- TASK GOAL: Return every record verbatim.

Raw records

_____

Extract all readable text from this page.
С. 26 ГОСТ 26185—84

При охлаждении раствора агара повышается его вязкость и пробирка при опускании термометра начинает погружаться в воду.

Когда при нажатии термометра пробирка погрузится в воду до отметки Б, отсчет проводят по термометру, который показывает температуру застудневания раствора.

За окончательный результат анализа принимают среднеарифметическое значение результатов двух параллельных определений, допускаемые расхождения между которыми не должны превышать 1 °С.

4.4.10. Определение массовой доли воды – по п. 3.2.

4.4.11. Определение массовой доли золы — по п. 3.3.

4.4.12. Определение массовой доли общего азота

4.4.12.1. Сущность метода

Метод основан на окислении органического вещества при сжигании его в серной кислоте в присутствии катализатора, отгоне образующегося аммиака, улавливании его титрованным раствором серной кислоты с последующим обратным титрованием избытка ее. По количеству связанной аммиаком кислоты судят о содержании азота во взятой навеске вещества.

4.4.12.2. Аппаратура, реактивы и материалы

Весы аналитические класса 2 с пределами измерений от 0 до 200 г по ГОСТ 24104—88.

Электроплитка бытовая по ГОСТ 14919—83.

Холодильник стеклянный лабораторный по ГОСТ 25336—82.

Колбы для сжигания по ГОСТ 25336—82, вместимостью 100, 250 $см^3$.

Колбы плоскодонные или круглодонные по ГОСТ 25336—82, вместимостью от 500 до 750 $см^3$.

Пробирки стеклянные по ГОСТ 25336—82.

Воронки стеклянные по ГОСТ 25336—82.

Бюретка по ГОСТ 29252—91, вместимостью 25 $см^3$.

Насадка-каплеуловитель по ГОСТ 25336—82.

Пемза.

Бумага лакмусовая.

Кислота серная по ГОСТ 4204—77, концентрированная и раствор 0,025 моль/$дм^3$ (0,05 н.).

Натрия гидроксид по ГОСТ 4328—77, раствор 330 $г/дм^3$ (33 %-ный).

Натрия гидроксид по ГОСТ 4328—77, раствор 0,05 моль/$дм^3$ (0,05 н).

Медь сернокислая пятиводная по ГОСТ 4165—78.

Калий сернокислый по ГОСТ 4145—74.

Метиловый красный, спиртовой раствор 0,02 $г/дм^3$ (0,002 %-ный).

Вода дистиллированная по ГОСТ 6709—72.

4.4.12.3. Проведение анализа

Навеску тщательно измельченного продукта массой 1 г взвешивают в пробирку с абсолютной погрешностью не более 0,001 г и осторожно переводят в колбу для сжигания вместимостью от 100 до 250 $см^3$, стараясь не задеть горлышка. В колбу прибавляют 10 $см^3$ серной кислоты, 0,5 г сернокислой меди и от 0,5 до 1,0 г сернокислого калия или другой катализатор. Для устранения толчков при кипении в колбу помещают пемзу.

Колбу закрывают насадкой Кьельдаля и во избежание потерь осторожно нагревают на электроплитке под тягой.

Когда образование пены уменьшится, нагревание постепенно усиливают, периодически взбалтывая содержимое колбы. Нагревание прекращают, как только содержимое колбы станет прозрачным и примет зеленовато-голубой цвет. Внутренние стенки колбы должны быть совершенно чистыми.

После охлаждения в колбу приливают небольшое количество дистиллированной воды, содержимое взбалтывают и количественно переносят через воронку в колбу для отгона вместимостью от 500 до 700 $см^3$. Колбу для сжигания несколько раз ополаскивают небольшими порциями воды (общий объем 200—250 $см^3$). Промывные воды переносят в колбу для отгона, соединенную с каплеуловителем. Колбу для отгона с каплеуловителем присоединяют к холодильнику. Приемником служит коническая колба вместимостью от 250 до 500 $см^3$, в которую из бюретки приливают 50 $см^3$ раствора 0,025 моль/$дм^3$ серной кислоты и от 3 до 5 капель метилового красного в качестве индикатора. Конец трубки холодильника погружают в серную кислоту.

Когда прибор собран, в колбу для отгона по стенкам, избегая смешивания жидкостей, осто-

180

_____

- SOLVED PROBLEM:
Extract all readable text from this page.
С. 26 ГОСТ 26185—84

При охлаждении раствора агара повышается его вязкость и пробирка при опускании термометра начинает погружаться в воду.

Когда при нажатии термометра пробирка погрузится в воду до отметки Б, отсчет проводят по термометру, который показывает температуру застудневания раствора.

За окончательный результат анализа принимают среднеарифметическое значение результатов двух параллельных определений, допускаемые расхождения между которыми не должны превышать 1 °С.

4.4.10. Определение массовой доли воды – по п. 3.2.

4.4.11. Определение массовой доли золы — по п. 3.3.

4.4.12. Определение массовой доли общего азота

4.4.12.1. Сущность метода

Метод основан на окислении органического вещества при сжигании его в серной кислоте в присутствии катализатора, отгоне образующегося аммиака, улавливании его титрованным раствором серной кислоты с последующим обратным титрованием избытка ее. По количеству связанной аммиаком кислоты судят о содержании азота во взятой навеске вещества.

4.4.12.2. Аппаратура, реактивы и материалы

Весы аналитические класса 2 с пределами измерений от 0 до 200 г по ГОСТ 24104—88.

Электроплитка бытовая по ГОСТ 14919—83.

Холодильник стеклянный лабораторный по ГОСТ 25336—82.

Колбы для сжигания по ГОСТ 25336—82, вместимостью 100, 250 $см^3$.

Колбы плоскодонные или круглодонные по ГОСТ 25336—82, вместимостью от 500 до 750 $см^3$.

Пробирки стеклянные по ГОСТ 25336—82.

Воронки стеклянные по ГОСТ 25336—82.

Бюретка по ГОСТ 29252—91, вместимостью 25 $см^3$.

Насадка-каплеуловитель по ГОСТ 25336—82.

Пемза.

Бумага лакмусовая.

Кислота серная по ГОСТ 4204—77, концентрированная и раствор 0,025 моль/$дм^3$ (0,05 н.).

Натрия гидроксид по ГОСТ 4328—77, раствор 330 $г/дм^3$ (33 %-ный).

Натрия гидроксид по ГОСТ 4328—77, раствор 0,05 моль/$дм^3$ (0,05 н).

Медь сернокислая пятиводная по ГОСТ 4165—78.

Калий сернокислый по ГОСТ 4145—74.

Метиловый красный, спиртовой раствор 0,02 $г/дм^3$ (0,002 %-ный).

Вода дистиллированная по ГОСТ 6709—72.

4.4.12.3. Проведение анализа

Навеску тщательно измельченного продукта массой 1 г взвешивают в пробирку с абсолютной погрешностью не более 0,001 г и осторожно переводят в колбу для сжигания вместимостью от 100 до 250 $см^3$, стараясь не задеть горлышка. В колбу прибавляют 10 $см^3$ серной кислоты, 0,5 г сернокислой меди и от 0,5 до 1,0 г сернокислого калия или другой катализатор. Для устранения толчков при кипении в колбу помещают пемзу.

Колбу закрывают насадкой Кьельдаля и во избежание потерь осторожно нагревают на электроплитке под тягой.

Когда образование пены уменьшится, нагревание постепенно усиливают, периодически взбалтывая содержимое колбы. Нагревание прекращают, как только содержимое колбы станет прозрачным и примет зеленовато-голубой цвет. Внутренние стенки колбы должны быть совершенно чистыми.

После охлаждения в колбу приливают небольшое количество дистиллированной воды, содержимое взбалтывают и количественно переносят через воронку в колбу для отгона вместимостью от 500 до 700 $см^3$. Колбу для сжигания несколько раз ополаскивают небольшими порциями воды (общий объем 200—250 $см^3$). Промывные воды переносят в колбу для отгона, соединенную с каплеуловителем. Колбу для отгона с каплеуловителем присоединяют к холодильнику. Приемником служит коническая колба вместимостью от 250 до 500 $см^3$, в которую из бюретки приливают 50 $см^3$ раствора 0,025 моль/$дм^3$ серной кислоты и от 3 до 5 капель метилового красного в качестве индикатора. Конец трубки холодильника погружают в серную кислоту.

Когда прибор собран, в колбу для отгона по стенкам, избегая смешивания жидкостей, осто-

180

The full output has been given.